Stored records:

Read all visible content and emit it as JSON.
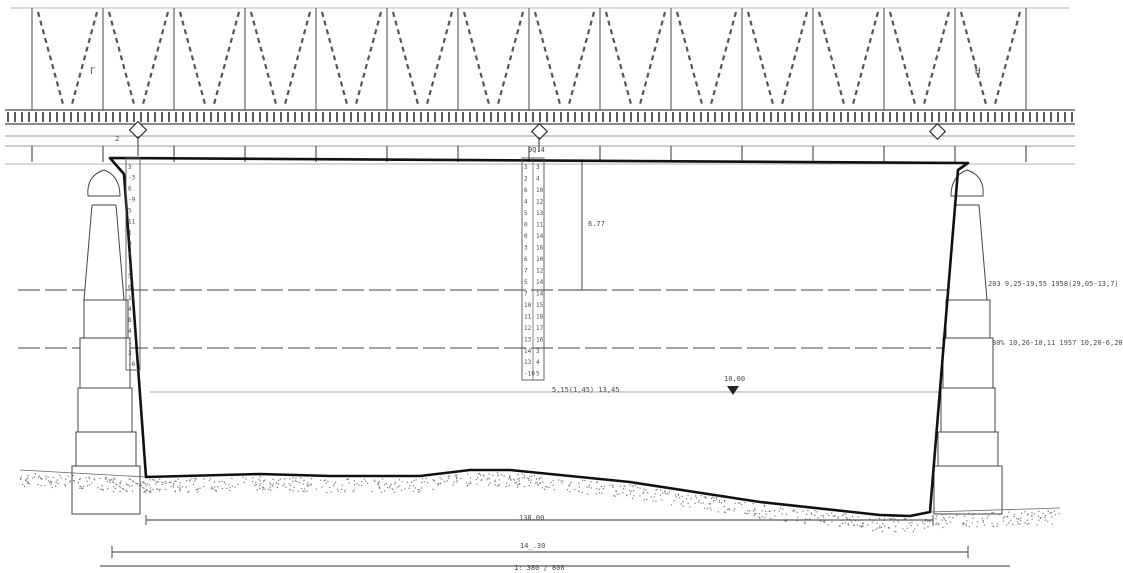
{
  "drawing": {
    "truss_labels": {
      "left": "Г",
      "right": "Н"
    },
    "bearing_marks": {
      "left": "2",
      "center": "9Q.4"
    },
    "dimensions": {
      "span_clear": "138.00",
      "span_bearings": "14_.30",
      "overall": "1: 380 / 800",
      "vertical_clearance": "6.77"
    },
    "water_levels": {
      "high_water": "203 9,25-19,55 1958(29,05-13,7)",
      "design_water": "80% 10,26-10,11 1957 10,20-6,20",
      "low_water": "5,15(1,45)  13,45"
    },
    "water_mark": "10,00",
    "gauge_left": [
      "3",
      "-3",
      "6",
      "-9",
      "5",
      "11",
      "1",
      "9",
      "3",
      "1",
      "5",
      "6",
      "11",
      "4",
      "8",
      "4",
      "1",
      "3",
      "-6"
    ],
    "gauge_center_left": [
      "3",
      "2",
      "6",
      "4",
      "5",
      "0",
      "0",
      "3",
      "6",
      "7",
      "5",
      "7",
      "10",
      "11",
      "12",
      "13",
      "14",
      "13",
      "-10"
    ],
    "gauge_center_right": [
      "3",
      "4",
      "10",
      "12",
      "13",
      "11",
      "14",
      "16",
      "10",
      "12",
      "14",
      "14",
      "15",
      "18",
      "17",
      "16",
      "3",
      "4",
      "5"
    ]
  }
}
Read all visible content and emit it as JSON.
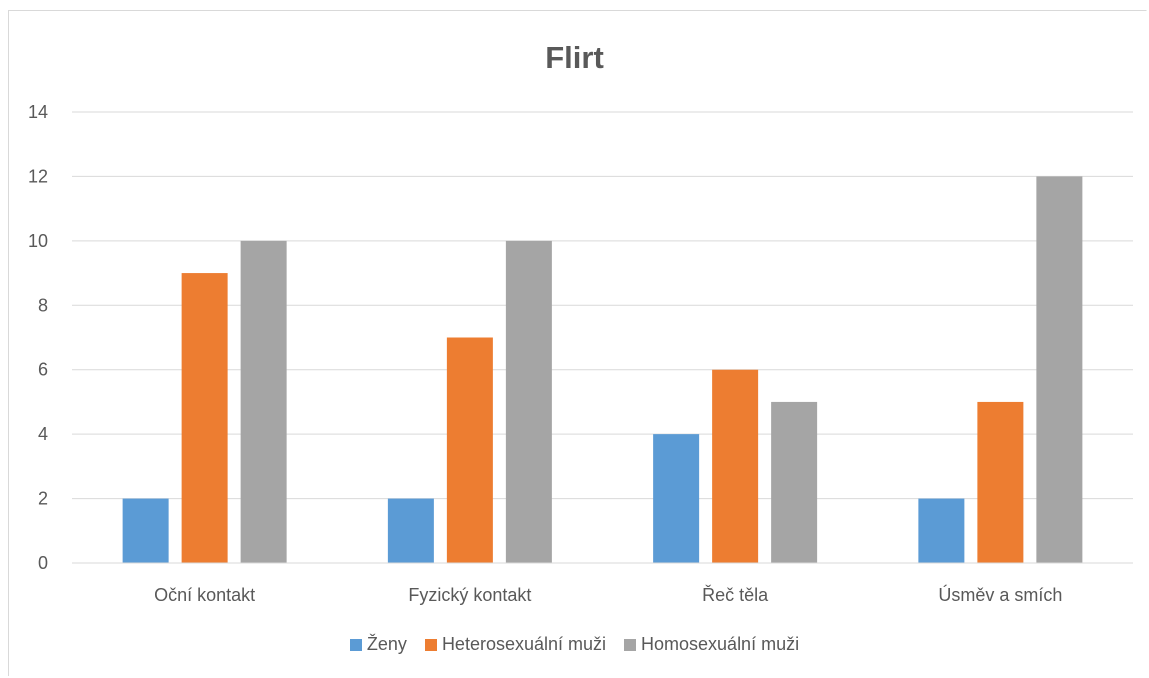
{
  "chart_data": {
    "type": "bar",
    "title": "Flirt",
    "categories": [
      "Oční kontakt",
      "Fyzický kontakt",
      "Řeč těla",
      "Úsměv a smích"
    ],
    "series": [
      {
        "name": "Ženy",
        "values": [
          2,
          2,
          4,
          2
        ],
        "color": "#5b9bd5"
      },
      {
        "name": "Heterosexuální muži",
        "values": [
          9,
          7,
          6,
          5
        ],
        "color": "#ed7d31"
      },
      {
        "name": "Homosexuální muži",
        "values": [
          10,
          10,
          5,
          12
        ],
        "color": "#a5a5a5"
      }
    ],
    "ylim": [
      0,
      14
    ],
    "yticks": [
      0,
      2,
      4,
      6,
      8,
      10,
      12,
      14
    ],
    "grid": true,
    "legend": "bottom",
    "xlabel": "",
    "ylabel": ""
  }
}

## WRITTEN INSTRUCTION:
Give the number of lines in the records that contain the string "muži", and nothing besides.

## ANSWER TO THIS TASK:
2